Required task: Reproduce all records exactly.

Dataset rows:
BEGIN

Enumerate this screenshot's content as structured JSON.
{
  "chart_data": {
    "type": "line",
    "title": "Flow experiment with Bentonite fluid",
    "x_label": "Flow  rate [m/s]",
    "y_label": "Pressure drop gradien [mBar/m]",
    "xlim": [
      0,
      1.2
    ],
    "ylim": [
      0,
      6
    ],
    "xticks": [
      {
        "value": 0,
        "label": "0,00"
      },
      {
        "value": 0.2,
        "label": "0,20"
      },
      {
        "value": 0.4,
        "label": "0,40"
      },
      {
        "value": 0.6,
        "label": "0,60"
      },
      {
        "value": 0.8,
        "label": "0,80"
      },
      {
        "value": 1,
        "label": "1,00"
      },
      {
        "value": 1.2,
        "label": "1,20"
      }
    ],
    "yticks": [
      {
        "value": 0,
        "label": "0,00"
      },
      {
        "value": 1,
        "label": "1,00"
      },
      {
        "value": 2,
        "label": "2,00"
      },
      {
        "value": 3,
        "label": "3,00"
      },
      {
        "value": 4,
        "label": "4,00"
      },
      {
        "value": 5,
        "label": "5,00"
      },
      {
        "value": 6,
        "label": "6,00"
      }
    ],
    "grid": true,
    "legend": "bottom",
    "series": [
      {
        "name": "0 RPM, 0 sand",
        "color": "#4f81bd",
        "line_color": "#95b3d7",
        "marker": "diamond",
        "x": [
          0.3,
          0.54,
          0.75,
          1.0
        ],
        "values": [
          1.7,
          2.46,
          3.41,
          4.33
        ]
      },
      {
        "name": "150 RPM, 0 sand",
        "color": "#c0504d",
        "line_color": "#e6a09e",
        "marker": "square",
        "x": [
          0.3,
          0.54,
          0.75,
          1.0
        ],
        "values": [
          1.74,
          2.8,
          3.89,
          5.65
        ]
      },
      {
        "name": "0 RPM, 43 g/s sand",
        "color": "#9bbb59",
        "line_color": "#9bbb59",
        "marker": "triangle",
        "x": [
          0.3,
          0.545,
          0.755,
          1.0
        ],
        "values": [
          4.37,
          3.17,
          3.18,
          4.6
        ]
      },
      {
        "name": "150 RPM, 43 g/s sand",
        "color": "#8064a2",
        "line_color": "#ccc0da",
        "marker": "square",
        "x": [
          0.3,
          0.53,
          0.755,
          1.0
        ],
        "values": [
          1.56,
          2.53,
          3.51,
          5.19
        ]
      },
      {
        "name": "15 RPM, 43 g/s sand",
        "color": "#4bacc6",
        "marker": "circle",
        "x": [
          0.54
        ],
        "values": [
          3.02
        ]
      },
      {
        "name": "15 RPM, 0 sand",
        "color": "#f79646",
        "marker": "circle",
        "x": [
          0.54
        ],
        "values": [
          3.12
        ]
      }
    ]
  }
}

END

Result of the task:
Enumerate this screenshot's content as structured JSON.
{
  "chart_data": {
    "type": "line",
    "title": "Flow experiment with Bentonite fluid",
    "x_label": "Flow  rate [m/s]",
    "y_label": "Pressure drop gradien [mBar/m]",
    "xlim": [
      0,
      1.2
    ],
    "ylim": [
      0,
      6
    ],
    "xticks": [
      {
        "value": 0,
        "label": "0,00"
      },
      {
        "value": 0.2,
        "label": "0,20"
      },
      {
        "value": 0.4,
        "label": "0,40"
      },
      {
        "value": 0.6,
        "label": "0,60"
      },
      {
        "value": 0.8,
        "label": "0,80"
      },
      {
        "value": 1,
        "label": "1,00"
      },
      {
        "value": 1.2,
        "label": "1,20"
      }
    ],
    "yticks": [
      {
        "value": 0,
        "label": "0,00"
      },
      {
        "value": 1,
        "label": "1,00"
      },
      {
        "value": 2,
        "label": "2,00"
      },
      {
        "value": 3,
        "label": "3,00"
      },
      {
        "value": 4,
        "label": "4,00"
      },
      {
        "value": 5,
        "label": "5,00"
      },
      {
        "value": 6,
        "label": "6,00"
      }
    ],
    "grid": true,
    "legend": "bottom",
    "series": [
      {
        "name": "0 RPM, 0 sand",
        "color": "#4f81bd",
        "line_color": "#95b3d7",
        "marker": "diamond",
        "x": [
          0.3,
          0.54,
          0.75,
          1.0
        ],
        "values": [
          1.7,
          2.46,
          3.41,
          4.33
        ]
      },
      {
        "name": "150 RPM, 0 sand",
        "color": "#c0504d",
        "line_color": "#e6a09e",
        "marker": "square",
        "x": [
          0.3,
          0.54,
          0.75,
          1.0
        ],
        "values": [
          1.74,
          2.8,
          3.89,
          5.65
        ]
      },
      {
        "name": "0 RPM, 43 g/s sand",
        "color": "#9bbb59",
        "line_color": "#9bbb59",
        "marker": "triangle",
        "x": [
          0.3,
          0.545,
          0.755,
          1.0
        ],
        "values": [
          4.37,
          3.17,
          3.18,
          4.6
        ]
      },
      {
        "name": "150 RPM, 43 g/s sand",
        "color": "#8064a2",
        "line_color": "#ccc0da",
        "marker": "square",
        "x": [
          0.3,
          0.53,
          0.755,
          1.0
        ],
        "values": [
          1.56,
          2.53,
          3.51,
          5.19
        ]
      },
      {
        "name": "15 RPM, 43 g/s sand",
        "color": "#4bacc6",
        "marker": "circle",
        "x": [
          0.54
        ],
        "values": [
          3.02
        ]
      },
      {
        "name": "15 RPM, 0 sand",
        "color": "#f79646",
        "marker": "circle",
        "x": [
          0.54
        ],
        "values": [
          3.12
        ]
      }
    ]
  }
}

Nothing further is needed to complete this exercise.